--- begin ---
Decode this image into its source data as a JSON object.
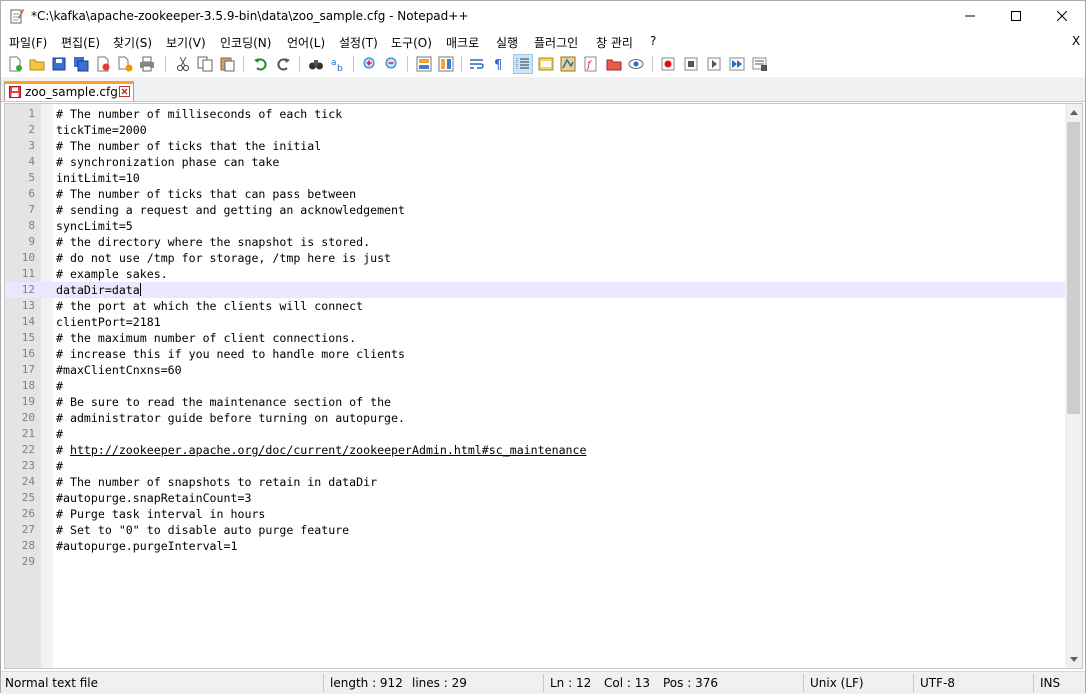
{
  "window": {
    "title": "*C:\\kafka\\apache-zookeeper-3.5.9-bin\\data\\zoo_sample.cfg - Notepad++",
    "menu_close": "X"
  },
  "menu": [
    "파일(F)",
    "편집(E)",
    "찾기(S)",
    "보기(V)",
    "인코딩(N)",
    "언어(L)",
    "설정(T)",
    "도구(O)",
    "매크로",
    "실행",
    "플러그인",
    "창 관리",
    "?"
  ],
  "tab": {
    "label": "zoo_sample.cfg"
  },
  "editor": {
    "current_line": 12,
    "lines": [
      "# The number of milliseconds of each tick",
      "tickTime=2000",
      "# The number of ticks that the initial",
      "# synchronization phase can take",
      "initLimit=10",
      "# The number of ticks that can pass between",
      "# sending a request and getting an acknowledgement",
      "syncLimit=5",
      "# the directory where the snapshot is stored.",
      "# do not use /tmp for storage, /tmp here is just",
      "# example sakes.",
      "dataDir=data",
      "# the port at which the clients will connect",
      "clientPort=2181",
      "# the maximum number of client connections.",
      "# increase this if you need to handle more clients",
      "#maxClientCnxns=60",
      "#",
      "# Be sure to read the maintenance section of the",
      "# administrator guide before turning on autopurge.",
      "#",
      "# http://zookeeper.apache.org/doc/current/zookeeperAdmin.html#sc_maintenance",
      "#",
      "# The number of snapshots to retain in dataDir",
      "#autopurge.snapRetainCount=3",
      "# Purge task interval in hours",
      "# Set to \"0\" to disable auto purge feature",
      "#autopurge.purgeInterval=1",
      ""
    ],
    "link_text": "http://zookeeper.apache.org/doc/current/zookeeperAdmin.html#sc_maintenance"
  },
  "status": {
    "file_type": "Normal text file",
    "length": "length : 912",
    "lines": "lines : 29",
    "ln": "Ln : 12",
    "col": "Col : 13",
    "pos": "Pos : 376",
    "eol": "Unix (LF)",
    "encoding": "UTF-8",
    "mode": "INS"
  },
  "colors": {
    "current_line_bg": "#e8e8ff",
    "tab_accent": "#fba22b",
    "gutter_bg": "#e4e4e4",
    "line_number": "#808080"
  }
}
--- end ---
Repeat all the data as it stands, dropping any images it holds.

§ THE COMPLETED TASK
Decode this image into its source data as a JSON object.
{
  "window": {
    "title": "*C:\\kafka\\apache-zookeeper-3.5.9-bin\\data\\zoo_sample.cfg - Notepad++",
    "menu_close": "X"
  },
  "menu": [
    "파일(F)",
    "편집(E)",
    "찾기(S)",
    "보기(V)",
    "인코딩(N)",
    "언어(L)",
    "설정(T)",
    "도구(O)",
    "매크로",
    "실행",
    "플러그인",
    "창 관리",
    "?"
  ],
  "tab": {
    "label": "zoo_sample.cfg"
  },
  "editor": {
    "current_line": 12,
    "lines": [
      "# The number of milliseconds of each tick",
      "tickTime=2000",
      "# The number of ticks that the initial",
      "# synchronization phase can take",
      "initLimit=10",
      "# The number of ticks that can pass between",
      "# sending a request and getting an acknowledgement",
      "syncLimit=5",
      "# the directory where the snapshot is stored.",
      "# do not use /tmp for storage, /tmp here is just",
      "# example sakes.",
      "dataDir=data",
      "# the port at which the clients will connect",
      "clientPort=2181",
      "# the maximum number of client connections.",
      "# increase this if you need to handle more clients",
      "#maxClientCnxns=60",
      "#",
      "# Be sure to read the maintenance section of the",
      "# administrator guide before turning on autopurge.",
      "#",
      "# http://zookeeper.apache.org/doc/current/zookeeperAdmin.html#sc_maintenance",
      "#",
      "# The number of snapshots to retain in dataDir",
      "#autopurge.snapRetainCount=3",
      "# Purge task interval in hours",
      "# Set to \"0\" to disable auto purge feature",
      "#autopurge.purgeInterval=1",
      ""
    ],
    "link_text": "http://zookeeper.apache.org/doc/current/zookeeperAdmin.html#sc_maintenance"
  },
  "status": {
    "file_type": "Normal text file",
    "length": "length : 912",
    "lines": "lines : 29",
    "ln": "Ln : 12",
    "col": "Col : 13",
    "pos": "Pos : 376",
    "eol": "Unix (LF)",
    "encoding": "UTF-8",
    "mode": "INS"
  },
  "colors": {
    "current_line_bg": "#e8e8ff",
    "tab_accent": "#fba22b",
    "gutter_bg": "#e4e4e4",
    "line_number": "#808080"
  }
}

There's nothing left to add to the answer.